### WHAT IS BEING ASKED
Retype everything in the listing, leaving each line exactly as it is.

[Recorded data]
start
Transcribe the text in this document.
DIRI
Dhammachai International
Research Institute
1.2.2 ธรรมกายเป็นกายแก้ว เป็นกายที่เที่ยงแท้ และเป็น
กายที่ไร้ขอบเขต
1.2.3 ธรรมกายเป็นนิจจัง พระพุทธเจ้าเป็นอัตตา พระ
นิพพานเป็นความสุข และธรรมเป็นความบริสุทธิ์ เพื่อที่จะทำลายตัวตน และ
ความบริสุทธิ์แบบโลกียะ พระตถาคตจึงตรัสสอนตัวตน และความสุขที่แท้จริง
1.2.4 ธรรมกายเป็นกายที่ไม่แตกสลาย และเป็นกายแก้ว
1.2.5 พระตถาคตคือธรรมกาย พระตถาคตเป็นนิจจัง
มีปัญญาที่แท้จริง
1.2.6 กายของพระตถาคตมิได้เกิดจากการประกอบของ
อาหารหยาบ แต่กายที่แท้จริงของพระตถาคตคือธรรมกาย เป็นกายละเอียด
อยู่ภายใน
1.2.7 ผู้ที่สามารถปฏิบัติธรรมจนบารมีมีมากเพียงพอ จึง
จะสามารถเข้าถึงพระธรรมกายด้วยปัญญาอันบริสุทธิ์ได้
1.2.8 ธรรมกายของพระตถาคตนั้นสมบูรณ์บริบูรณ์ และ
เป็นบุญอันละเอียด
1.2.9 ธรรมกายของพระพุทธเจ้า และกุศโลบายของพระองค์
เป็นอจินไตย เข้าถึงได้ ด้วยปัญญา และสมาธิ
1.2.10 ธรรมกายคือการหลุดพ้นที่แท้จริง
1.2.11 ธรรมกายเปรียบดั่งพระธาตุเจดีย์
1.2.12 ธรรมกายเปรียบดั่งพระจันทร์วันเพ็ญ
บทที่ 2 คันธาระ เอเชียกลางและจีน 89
end
### EXERCISE OUTPUT
Transcribe the text in this document.
DIRI
Dhammachai International
Research Institute
1.2.2 ธรรมกายเป็นกายแก้ว เป็นกายที่เที่ยงแท้ และเป็น
กายที่ไร้ขอบเขต
1.2.3 ธรรมกายเป็นนิจจัง พระพุทธเจ้าเป็นอัตตา พระ
นิพพานเป็นความสุข และธรรมเป็นความบริสุทธิ์ เพื่อที่จะทำลายตัวตน และ
ความบริสุทธิ์แบบโลกียะ พระตถาคตจึงตรัสสอนตัวตน และความสุขที่แท้จริง
1.2.4 ธรรมกายเป็นกายที่ไม่แตกสลาย และเป็นกายแก้ว
1.2.5 พระตถาคตคือธรรมกาย พระตถาคตเป็นนิจจัง
มีปัญญาที่แท้จริง
1.2.6 กายของพระตถาคตมิได้เกิดจากการประกอบของ
อาหารหยาบ แต่กายที่แท้จริงของพระตถาคตคือธรรมกาย เป็นกายละเอียด
อยู่ภายใน
1.2.7 ผู้ที่สามารถปฏิบัติธรรมจนบารมีมีมากเพียงพอ จึง
จะสามารถเข้าถึงพระธรรมกายด้วยปัญญาอันบริสุทธิ์ได้
1.2.8 ธรรมกายของพระตถาคตนั้นสมบูรณ์บริบูรณ์ และ
เป็นบุญอันละเอียด
1.2.9 ธรรมกายของพระพุทธเจ้า และกุศโลบายของพระองค์
เป็นอจินไตย เข้าถึงได้ ด้วยปัญญา และสมาธิ
1.2.10 ธรรมกายคือการหลุดพ้นที่แท้จริง
1.2.11 ธรรมกายเปรียบดั่งพระธาตุเจดีย์
1.2.12 ธรรมกายเปรียบดั่งพระจันทร์วันเพ็ญ
บทที่ 2 คันธาระ เอเชียกลางและจีน 89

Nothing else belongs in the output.